• Supplied entries:
[start]

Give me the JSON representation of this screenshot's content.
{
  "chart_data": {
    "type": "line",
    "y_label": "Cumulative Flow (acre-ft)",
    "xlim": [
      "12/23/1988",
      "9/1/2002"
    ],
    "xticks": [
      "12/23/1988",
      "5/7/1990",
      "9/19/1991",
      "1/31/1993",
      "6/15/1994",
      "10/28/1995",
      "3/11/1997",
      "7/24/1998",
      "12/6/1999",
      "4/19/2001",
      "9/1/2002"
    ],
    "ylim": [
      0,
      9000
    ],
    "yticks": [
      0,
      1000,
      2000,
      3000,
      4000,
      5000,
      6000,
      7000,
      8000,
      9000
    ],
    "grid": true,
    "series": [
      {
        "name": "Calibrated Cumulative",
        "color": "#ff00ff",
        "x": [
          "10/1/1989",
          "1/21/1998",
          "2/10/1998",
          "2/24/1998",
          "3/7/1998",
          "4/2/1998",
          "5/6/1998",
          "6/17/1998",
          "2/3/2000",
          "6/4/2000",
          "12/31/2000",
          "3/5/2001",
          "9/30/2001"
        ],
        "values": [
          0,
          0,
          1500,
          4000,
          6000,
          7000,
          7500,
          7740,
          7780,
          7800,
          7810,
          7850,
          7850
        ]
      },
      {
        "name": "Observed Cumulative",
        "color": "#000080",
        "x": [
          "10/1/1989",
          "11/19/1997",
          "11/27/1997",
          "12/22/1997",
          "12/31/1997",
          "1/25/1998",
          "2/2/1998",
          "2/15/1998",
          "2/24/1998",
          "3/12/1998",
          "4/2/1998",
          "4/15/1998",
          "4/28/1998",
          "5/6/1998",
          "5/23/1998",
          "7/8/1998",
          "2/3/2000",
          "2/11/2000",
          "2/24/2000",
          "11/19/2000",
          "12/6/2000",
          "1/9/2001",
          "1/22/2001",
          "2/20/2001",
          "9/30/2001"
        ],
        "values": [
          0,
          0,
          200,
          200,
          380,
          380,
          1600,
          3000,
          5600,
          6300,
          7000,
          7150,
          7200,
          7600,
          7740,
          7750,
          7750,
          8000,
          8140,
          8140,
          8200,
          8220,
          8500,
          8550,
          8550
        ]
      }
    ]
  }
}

[end]

• Directions for this task: Type out the full listing again, exactly as given.

• The completed task:
Give me the JSON representation of this screenshot's content.
{
  "chart_data": {
    "type": "line",
    "y_label": "Cumulative Flow (acre-ft)",
    "xlim": [
      "12/23/1988",
      "9/1/2002"
    ],
    "xticks": [
      "12/23/1988",
      "5/7/1990",
      "9/19/1991",
      "1/31/1993",
      "6/15/1994",
      "10/28/1995",
      "3/11/1997",
      "7/24/1998",
      "12/6/1999",
      "4/19/2001",
      "9/1/2002"
    ],
    "ylim": [
      0,
      9000
    ],
    "yticks": [
      0,
      1000,
      2000,
      3000,
      4000,
      5000,
      6000,
      7000,
      8000,
      9000
    ],
    "grid": true,
    "series": [
      {
        "name": "Calibrated Cumulative",
        "color": "#ff00ff",
        "x": [
          "10/1/1989",
          "1/21/1998",
          "2/10/1998",
          "2/24/1998",
          "3/7/1998",
          "4/2/1998",
          "5/6/1998",
          "6/17/1998",
          "2/3/2000",
          "6/4/2000",
          "12/31/2000",
          "3/5/2001",
          "9/30/2001"
        ],
        "values": [
          0,
          0,
          1500,
          4000,
          6000,
          7000,
          7500,
          7740,
          7780,
          7800,
          7810,
          7850,
          7850
        ]
      },
      {
        "name": "Observed Cumulative",
        "color": "#000080",
        "x": [
          "10/1/1989",
          "11/19/1997",
          "11/27/1997",
          "12/22/1997",
          "12/31/1997",
          "1/25/1998",
          "2/2/1998",
          "2/15/1998",
          "2/24/1998",
          "3/12/1998",
          "4/2/1998",
          "4/15/1998",
          "4/28/1998",
          "5/6/1998",
          "5/23/1998",
          "7/8/1998",
          "2/3/2000",
          "2/11/2000",
          "2/24/2000",
          "11/19/2000",
          "12/6/2000",
          "1/9/2001",
          "1/22/2001",
          "2/20/2001",
          "9/30/2001"
        ],
        "values": [
          0,
          0,
          200,
          200,
          380,
          380,
          1600,
          3000,
          5600,
          6300,
          7000,
          7150,
          7200,
          7600,
          7740,
          7750,
          7750,
          8000,
          8140,
          8140,
          8200,
          8220,
          8500,
          8550,
          8550
        ]
      }
    ]
  }
}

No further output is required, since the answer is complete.